> Exercise goal
From the listing below, pull each line that includes "Journey".
--- start Exercise material ---
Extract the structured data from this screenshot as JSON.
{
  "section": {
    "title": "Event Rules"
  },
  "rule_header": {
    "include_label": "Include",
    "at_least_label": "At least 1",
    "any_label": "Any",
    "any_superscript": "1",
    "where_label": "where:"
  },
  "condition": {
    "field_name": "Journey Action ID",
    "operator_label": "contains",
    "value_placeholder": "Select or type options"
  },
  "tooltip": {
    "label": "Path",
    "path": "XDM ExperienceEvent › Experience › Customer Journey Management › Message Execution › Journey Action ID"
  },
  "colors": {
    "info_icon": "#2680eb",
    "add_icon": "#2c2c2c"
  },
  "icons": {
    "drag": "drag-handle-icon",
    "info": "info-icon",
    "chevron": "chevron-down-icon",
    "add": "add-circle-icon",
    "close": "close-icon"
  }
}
--- end Exercise material ---
> Full output
    "field_name": "Journey Action ID",
    "path": "XDM ExperienceEvent › Experience › Customer Journey Management › Message Execution › Journey Action ID"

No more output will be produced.